— Start of Data in this exercise —
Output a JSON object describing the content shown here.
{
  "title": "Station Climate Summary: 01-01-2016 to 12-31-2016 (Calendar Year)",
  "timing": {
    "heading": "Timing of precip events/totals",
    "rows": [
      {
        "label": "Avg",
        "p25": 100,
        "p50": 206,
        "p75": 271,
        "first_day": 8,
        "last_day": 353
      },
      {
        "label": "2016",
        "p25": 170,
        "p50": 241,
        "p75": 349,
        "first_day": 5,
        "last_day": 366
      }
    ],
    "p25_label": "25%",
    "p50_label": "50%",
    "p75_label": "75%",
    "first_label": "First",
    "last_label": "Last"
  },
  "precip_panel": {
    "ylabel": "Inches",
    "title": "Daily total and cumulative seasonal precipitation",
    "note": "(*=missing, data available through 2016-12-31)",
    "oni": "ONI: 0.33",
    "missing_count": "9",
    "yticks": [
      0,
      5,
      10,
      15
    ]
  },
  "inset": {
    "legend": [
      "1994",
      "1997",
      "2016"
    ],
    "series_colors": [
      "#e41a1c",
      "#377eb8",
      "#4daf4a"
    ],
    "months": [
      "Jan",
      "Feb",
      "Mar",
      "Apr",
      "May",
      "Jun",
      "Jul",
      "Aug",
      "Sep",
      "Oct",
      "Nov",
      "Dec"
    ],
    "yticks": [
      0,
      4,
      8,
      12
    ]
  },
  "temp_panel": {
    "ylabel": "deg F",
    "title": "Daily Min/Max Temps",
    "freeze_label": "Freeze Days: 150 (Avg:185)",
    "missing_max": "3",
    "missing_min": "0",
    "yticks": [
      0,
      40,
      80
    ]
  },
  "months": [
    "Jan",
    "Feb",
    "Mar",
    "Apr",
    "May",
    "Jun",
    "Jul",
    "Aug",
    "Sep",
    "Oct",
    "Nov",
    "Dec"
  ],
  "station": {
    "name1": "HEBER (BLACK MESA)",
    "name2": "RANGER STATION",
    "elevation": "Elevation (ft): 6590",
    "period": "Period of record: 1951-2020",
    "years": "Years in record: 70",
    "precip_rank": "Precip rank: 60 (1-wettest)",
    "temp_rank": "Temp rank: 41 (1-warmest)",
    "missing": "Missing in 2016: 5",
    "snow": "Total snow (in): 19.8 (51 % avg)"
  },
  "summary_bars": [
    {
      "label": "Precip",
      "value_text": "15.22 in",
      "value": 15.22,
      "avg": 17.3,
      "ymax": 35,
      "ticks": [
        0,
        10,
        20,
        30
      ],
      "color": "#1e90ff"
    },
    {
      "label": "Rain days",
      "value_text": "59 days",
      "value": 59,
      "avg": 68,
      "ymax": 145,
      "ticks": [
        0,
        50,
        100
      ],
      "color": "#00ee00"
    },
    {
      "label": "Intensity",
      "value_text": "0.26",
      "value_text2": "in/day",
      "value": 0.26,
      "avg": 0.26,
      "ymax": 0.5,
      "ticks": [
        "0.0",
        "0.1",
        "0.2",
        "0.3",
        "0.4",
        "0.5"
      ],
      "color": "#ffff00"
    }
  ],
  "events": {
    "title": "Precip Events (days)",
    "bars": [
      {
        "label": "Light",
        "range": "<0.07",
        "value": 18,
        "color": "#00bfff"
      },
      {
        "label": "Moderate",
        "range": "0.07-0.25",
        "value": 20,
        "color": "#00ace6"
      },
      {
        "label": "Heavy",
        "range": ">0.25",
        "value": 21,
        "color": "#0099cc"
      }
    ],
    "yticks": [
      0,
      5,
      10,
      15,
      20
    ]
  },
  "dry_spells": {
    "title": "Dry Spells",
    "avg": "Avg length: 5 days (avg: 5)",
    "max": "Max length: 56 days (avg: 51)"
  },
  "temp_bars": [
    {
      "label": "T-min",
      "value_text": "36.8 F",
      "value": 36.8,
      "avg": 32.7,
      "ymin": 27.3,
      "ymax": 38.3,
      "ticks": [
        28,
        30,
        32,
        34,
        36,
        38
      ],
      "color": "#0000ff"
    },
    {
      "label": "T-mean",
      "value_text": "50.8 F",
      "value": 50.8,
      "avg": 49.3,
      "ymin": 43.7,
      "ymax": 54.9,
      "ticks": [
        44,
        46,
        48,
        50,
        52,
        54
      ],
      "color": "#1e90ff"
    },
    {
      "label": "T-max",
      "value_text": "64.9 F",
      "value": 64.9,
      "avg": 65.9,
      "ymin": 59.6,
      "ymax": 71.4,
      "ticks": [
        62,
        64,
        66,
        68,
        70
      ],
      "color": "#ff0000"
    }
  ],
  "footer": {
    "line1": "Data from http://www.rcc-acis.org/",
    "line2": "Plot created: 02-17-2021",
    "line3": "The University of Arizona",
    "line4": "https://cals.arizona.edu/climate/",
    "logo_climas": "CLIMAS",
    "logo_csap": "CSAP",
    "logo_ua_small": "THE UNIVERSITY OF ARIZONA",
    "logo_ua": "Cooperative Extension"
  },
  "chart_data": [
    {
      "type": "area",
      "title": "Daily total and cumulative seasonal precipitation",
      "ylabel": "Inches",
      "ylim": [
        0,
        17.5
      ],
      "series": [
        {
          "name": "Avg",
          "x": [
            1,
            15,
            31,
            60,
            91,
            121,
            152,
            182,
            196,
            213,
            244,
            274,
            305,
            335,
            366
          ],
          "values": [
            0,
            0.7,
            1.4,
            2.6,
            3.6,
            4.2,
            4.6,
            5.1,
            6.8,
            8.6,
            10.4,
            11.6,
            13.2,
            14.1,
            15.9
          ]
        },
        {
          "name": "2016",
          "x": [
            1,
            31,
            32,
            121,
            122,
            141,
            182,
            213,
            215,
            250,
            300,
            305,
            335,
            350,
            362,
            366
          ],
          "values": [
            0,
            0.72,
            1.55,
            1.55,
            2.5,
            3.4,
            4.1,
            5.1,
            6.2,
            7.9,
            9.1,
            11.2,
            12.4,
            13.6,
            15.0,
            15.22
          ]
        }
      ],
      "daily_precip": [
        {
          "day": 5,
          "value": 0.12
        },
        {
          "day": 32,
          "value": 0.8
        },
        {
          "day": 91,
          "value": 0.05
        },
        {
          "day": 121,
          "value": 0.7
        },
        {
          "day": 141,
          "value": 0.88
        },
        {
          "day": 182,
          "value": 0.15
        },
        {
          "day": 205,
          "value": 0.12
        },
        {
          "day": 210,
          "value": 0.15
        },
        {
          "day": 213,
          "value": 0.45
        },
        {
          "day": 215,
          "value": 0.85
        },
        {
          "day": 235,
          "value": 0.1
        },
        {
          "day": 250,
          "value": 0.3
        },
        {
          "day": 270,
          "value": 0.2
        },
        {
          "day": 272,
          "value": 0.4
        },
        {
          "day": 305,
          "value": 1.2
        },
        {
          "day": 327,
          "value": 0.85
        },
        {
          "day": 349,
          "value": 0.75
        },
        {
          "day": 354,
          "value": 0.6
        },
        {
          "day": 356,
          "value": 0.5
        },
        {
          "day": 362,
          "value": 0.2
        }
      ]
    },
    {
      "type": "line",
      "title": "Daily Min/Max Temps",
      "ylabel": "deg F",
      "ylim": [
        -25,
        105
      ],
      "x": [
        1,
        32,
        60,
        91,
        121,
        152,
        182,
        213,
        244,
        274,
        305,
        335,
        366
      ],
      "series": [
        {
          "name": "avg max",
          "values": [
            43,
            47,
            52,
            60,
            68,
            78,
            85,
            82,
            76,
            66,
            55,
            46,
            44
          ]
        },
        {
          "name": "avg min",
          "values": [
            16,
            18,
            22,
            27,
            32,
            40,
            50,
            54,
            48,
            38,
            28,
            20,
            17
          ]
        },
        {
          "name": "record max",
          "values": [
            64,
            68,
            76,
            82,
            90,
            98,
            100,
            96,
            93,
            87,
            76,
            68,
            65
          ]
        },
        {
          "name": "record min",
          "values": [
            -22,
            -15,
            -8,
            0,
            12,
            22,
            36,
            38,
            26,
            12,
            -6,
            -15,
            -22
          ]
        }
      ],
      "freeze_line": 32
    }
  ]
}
— End of Data in this exercise —
> [To do]: Which lines in the data above contain "title"? Show each one.

> [Written response]:
  "title": "Station Climate Summary: 01-01-2016 to 12-31-2016 (Calendar Year)",
    "title": "Daily total and cumulative seasonal precipitation",
    "title": "Daily Min/Max Temps",
    "title": "Precip Events (days)",
    "title": "Dry Spells",
      "title": "Daily total and cumulative seasonal precipitation",
      "title": "Daily Min/Max Temps",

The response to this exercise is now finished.